Locate each line with the string "agencies" in the listing below and copy it.
Begin Information provided
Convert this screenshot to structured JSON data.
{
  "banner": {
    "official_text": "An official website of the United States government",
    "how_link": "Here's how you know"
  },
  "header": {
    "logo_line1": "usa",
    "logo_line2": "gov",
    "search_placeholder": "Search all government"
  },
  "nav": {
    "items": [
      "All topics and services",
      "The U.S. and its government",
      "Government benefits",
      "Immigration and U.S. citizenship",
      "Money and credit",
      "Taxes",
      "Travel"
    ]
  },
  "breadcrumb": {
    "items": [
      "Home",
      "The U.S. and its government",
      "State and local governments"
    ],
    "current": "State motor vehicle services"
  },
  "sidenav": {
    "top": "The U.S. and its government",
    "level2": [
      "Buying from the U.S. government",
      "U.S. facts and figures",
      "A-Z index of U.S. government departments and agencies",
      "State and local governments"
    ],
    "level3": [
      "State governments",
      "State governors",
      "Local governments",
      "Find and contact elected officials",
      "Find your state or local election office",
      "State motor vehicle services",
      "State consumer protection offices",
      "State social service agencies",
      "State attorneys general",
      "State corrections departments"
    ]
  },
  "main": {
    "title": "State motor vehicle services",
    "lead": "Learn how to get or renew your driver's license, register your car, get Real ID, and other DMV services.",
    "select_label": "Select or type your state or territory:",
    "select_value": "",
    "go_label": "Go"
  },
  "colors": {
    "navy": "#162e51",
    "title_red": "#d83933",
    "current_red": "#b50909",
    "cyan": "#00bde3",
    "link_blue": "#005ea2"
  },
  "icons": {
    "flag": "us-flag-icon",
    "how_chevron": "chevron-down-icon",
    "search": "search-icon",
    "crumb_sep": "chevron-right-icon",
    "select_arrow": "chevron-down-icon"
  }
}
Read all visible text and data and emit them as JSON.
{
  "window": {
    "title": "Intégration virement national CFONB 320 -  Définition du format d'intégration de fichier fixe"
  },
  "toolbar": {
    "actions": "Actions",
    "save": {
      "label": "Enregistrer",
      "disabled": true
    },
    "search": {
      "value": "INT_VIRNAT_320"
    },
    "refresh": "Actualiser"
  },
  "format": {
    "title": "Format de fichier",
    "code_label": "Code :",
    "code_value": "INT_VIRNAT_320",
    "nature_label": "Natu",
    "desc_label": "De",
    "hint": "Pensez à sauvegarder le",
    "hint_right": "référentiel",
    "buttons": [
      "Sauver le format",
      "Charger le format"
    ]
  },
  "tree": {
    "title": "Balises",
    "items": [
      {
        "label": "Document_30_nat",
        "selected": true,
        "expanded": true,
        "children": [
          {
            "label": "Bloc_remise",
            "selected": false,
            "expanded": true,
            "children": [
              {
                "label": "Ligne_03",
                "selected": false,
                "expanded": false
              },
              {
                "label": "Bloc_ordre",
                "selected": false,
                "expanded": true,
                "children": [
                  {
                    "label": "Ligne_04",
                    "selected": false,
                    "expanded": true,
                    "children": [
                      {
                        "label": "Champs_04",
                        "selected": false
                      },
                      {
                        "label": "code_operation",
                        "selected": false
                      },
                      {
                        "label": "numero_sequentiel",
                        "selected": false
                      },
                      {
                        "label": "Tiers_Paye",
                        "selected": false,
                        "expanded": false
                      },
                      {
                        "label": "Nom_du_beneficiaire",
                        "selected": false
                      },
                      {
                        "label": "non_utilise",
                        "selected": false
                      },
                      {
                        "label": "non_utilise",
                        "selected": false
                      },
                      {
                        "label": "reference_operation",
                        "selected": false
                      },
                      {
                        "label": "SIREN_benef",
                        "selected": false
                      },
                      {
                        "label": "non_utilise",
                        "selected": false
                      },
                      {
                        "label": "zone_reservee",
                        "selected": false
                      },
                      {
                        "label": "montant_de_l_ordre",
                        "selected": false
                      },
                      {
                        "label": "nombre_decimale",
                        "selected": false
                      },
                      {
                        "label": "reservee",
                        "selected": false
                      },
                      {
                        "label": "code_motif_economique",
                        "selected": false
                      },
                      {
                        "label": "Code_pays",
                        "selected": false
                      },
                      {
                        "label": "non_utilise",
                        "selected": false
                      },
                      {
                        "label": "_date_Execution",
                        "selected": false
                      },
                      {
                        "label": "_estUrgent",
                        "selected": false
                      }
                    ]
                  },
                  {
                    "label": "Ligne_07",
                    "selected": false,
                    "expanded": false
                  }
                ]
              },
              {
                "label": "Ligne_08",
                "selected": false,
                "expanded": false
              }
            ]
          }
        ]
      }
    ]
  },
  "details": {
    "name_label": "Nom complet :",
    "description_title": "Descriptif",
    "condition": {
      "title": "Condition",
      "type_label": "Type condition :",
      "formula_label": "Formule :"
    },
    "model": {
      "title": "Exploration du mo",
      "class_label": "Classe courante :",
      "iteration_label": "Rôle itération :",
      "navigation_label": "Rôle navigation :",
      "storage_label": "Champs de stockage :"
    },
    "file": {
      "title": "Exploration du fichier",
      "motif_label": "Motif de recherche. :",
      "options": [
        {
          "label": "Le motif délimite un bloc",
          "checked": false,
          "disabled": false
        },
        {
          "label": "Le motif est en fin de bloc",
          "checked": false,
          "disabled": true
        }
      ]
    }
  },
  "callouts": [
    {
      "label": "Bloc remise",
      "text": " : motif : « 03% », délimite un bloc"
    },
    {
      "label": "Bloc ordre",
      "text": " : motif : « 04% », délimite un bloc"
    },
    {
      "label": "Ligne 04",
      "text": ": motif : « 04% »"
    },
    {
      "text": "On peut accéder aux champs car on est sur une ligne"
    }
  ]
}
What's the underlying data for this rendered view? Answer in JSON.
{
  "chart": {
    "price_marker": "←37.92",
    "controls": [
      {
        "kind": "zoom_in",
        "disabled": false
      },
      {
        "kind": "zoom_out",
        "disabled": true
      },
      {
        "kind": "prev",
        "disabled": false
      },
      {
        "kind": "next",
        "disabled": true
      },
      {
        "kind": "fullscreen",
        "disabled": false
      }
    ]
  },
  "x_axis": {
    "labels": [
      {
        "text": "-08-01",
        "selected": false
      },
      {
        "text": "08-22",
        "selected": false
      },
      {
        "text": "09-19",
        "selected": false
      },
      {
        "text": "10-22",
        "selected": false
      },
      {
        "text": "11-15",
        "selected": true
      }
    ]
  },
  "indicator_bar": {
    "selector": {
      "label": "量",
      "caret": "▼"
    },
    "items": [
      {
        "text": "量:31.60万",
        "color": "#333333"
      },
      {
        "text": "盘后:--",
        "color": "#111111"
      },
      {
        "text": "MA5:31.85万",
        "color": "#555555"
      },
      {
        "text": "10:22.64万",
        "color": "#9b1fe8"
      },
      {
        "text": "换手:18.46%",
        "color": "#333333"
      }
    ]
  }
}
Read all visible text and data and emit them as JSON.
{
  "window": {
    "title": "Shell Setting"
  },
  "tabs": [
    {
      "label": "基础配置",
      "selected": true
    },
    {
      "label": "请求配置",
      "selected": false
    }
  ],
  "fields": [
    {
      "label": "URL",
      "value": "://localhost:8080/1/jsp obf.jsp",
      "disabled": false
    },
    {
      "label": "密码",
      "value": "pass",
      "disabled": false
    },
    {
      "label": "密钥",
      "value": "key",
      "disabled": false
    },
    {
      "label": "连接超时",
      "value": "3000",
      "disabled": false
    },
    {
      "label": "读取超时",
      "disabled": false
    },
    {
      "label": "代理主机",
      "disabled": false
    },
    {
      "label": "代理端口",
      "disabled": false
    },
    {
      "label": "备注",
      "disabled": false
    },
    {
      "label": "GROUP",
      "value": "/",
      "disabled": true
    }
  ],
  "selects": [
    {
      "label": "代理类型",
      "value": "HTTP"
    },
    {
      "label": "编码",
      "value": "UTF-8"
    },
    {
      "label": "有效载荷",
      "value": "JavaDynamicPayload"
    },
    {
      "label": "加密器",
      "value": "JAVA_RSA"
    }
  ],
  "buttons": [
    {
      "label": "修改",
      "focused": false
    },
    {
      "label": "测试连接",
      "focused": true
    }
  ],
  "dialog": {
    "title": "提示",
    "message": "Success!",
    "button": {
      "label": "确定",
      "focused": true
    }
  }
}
End Information provided
= Solution =
      "A-Z index of U.S. government departments and agencies",
      "State social service agencies",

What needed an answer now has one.